*Work instructions*
Go through the listing below and list every line with "this".

*Provided entries*
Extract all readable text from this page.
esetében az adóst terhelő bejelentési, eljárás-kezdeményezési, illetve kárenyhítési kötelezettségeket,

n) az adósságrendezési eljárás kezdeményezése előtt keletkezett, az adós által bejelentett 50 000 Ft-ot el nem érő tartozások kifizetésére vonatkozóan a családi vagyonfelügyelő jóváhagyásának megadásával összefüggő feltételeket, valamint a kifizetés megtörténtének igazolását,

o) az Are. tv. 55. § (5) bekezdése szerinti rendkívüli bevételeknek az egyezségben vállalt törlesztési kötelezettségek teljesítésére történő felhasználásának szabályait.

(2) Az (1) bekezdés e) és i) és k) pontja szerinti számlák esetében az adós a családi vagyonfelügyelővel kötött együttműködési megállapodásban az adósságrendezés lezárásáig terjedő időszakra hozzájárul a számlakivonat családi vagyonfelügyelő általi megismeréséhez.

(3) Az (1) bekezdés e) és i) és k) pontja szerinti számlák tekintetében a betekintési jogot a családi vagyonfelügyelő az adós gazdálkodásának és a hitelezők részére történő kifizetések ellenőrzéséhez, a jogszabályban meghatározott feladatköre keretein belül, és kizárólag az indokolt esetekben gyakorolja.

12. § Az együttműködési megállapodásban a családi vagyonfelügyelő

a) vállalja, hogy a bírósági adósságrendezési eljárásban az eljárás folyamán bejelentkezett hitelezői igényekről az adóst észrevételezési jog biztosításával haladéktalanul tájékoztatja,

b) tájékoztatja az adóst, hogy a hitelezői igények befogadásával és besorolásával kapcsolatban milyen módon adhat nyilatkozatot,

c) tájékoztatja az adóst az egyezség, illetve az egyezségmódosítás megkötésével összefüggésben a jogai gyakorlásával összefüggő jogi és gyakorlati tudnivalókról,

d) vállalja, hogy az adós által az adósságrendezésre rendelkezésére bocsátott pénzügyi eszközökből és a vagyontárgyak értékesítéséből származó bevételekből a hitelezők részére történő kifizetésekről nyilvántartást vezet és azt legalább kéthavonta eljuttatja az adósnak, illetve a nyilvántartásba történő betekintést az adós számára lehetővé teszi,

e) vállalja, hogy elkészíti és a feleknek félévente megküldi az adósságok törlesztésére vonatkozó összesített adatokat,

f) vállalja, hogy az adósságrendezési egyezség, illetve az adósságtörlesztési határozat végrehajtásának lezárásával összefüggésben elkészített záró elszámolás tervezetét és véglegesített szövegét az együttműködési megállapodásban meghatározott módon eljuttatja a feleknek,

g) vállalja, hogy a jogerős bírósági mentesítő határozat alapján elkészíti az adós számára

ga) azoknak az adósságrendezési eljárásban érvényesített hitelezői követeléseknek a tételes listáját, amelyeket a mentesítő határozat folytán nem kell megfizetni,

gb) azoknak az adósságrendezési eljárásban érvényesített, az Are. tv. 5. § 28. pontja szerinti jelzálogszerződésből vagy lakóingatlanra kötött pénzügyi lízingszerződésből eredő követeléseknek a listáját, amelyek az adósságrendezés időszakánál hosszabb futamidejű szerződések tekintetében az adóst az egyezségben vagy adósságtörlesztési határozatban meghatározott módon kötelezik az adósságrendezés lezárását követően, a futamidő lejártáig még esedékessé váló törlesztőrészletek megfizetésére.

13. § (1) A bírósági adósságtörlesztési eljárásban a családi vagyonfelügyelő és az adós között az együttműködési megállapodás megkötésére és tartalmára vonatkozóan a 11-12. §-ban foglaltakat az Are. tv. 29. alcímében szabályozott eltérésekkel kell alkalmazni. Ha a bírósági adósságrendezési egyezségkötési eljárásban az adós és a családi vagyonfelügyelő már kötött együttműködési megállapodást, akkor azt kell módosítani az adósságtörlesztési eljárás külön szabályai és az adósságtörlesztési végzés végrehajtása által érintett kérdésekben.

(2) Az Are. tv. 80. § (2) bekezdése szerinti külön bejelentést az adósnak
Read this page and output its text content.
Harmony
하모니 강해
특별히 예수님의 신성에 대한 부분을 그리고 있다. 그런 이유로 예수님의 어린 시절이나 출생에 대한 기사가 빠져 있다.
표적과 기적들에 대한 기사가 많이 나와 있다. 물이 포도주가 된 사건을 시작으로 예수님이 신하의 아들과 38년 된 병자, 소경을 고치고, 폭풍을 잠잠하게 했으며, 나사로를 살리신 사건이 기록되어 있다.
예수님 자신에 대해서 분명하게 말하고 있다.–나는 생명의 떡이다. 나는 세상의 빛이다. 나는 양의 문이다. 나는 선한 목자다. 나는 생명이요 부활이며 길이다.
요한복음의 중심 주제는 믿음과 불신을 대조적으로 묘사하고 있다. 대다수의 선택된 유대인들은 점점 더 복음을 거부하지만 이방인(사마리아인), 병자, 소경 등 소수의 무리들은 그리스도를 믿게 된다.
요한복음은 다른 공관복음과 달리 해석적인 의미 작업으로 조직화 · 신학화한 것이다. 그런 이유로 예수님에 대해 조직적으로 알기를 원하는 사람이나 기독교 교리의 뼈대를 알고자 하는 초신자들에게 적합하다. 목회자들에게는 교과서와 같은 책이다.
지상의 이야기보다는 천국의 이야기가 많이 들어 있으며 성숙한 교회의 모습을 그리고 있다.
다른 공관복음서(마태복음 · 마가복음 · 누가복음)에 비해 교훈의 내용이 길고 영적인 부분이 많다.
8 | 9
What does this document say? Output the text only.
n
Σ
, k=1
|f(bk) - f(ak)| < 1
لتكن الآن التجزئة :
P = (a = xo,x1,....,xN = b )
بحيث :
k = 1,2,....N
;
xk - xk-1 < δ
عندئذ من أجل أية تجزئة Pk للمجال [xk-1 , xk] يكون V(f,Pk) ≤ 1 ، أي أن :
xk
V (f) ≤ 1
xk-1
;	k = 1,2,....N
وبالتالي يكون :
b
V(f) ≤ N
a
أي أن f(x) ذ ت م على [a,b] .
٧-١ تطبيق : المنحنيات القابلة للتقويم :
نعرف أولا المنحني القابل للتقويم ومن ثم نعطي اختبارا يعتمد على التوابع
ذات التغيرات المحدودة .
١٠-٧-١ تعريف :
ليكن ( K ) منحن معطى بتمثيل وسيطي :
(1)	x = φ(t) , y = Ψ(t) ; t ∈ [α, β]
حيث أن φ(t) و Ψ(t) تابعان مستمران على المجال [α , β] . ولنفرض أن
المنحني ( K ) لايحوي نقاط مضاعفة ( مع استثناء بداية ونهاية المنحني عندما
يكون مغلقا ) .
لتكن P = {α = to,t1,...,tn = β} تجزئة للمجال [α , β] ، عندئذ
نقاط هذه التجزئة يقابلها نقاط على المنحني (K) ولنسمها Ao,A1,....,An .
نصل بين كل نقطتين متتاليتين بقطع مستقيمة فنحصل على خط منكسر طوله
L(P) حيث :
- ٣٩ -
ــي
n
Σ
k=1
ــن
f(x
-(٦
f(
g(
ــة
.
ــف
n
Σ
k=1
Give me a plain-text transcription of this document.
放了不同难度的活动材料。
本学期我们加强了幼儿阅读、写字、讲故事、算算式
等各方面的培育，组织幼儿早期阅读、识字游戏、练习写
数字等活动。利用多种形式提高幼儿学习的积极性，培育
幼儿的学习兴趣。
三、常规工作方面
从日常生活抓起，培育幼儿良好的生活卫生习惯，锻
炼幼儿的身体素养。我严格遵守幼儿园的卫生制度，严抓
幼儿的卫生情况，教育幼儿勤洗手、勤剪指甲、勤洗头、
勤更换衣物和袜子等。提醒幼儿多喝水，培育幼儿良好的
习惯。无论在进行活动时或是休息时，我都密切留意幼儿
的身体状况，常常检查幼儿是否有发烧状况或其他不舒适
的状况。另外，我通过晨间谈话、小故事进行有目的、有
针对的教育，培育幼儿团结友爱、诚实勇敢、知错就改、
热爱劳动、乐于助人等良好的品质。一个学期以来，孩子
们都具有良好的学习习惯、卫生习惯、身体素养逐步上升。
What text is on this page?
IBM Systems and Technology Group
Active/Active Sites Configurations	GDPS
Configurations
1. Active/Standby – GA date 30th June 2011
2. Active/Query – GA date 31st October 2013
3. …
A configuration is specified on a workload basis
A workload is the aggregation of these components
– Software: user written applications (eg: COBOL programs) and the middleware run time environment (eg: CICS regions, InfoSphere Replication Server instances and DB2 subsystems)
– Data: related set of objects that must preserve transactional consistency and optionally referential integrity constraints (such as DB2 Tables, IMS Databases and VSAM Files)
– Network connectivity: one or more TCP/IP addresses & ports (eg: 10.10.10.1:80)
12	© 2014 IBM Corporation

*Exercise result*
Extract all readable text from this page.
Read this page and output its text content.
What does this document say? Output the text only.
Give me a plain-text transcription of this document.
What text is on this page?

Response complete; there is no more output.